_EXERCISE TASK_
Can you reproduce the data beneath, keeping every line exact?

--- BEGIN SUPPLIED DATA ---

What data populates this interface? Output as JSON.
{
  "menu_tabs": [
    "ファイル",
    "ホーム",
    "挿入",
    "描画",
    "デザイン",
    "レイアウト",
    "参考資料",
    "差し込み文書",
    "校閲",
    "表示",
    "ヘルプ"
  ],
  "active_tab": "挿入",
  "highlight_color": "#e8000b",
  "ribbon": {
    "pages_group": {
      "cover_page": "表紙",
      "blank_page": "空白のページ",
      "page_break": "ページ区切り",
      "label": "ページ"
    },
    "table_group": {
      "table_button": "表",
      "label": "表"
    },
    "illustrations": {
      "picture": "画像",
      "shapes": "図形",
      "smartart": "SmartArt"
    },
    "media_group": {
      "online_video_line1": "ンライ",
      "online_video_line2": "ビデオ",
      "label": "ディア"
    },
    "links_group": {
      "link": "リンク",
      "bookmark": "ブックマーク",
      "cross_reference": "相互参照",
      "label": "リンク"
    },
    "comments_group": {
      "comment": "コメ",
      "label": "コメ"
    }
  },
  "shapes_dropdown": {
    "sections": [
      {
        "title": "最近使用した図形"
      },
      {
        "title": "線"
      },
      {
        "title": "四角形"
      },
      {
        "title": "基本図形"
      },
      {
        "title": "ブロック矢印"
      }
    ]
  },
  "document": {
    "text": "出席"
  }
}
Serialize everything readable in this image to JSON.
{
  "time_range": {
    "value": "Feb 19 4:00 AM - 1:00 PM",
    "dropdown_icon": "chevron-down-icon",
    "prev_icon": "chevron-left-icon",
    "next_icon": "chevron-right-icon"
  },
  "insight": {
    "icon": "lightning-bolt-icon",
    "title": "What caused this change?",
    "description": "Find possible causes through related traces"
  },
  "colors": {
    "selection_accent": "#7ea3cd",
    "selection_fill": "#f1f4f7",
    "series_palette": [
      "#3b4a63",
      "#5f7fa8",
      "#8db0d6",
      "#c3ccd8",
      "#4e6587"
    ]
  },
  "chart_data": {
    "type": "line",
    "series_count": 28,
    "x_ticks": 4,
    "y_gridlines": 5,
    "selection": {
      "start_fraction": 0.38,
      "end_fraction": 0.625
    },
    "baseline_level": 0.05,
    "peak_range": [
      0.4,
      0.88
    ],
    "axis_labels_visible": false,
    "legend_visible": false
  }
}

--- END SUPPLIED DATA ---

_RESPONSE_
What data populates this interface? Output as JSON.
{
  "menu_tabs": [
    "ファイル",
    "ホーム",
    "挿入",
    "描画",
    "デザイン",
    "レイアウト",
    "参考資料",
    "差し込み文書",
    "校閲",
    "表示",
    "ヘルプ"
  ],
  "active_tab": "挿入",
  "highlight_color": "#e8000b",
  "ribbon": {
    "pages_group": {
      "cover_page": "表紙",
      "blank_page": "空白のページ",
      "page_break": "ページ区切り",
      "label": "ページ"
    },
    "table_group": {
      "table_button": "表",
      "label": "表"
    },
    "illustrations": {
      "picture": "画像",
      "shapes": "図形",
      "smartart": "SmartArt"
    },
    "media_group": {
      "online_video_line1": "ンライ",
      "online_video_line2": "ビデオ",
      "label": "ディア"
    },
    "links_group": {
      "link": "リンク",
      "bookmark": "ブックマーク",
      "cross_reference": "相互参照",
      "label": "リンク"
    },
    "comments_group": {
      "comment": "コメ",
      "label": "コメ"
    }
  },
  "shapes_dropdown": {
    "sections": [
      {
        "title": "最近使用した図形"
      },
      {
        "title": "線"
      },
      {
        "title": "四角形"
      },
      {
        "title": "基本図形"
      },
      {
        "title": "ブロック矢印"
      }
    ]
  },
  "document": {
    "text": "出席"
  }
}
Serialize everything readable in this image to JSON.
{
  "time_range": {
    "value": "Feb 19 4:00 AM - 1:00 PM",
    "dropdown_icon": "chevron-down-icon",
    "prev_icon": "chevron-left-icon",
    "next_icon": "chevron-right-icon"
  },
  "insight": {
    "icon": "lightning-bolt-icon",
    "title": "What caused this change?",
    "description": "Find possible causes through related traces"
  },
  "colors": {
    "selection_accent": "#7ea3cd",
    "selection_fill": "#f1f4f7",
    "series_palette": [
      "#3b4a63",
      "#5f7fa8",
      "#8db0d6",
      "#c3ccd8",
      "#4e6587"
    ]
  },
  "chart_data": {
    "type": "line",
    "series_count": 28,
    "x_ticks": 4,
    "y_gridlines": 5,
    "selection": {
      "start_fraction": 0.38,
      "end_fraction": 0.625
    },
    "baseline_level": 0.05,
    "peak_range": [
      0.4,
      0.88
    ],
    "axis_labels_visible": false,
    "legend_visible": false
  }
}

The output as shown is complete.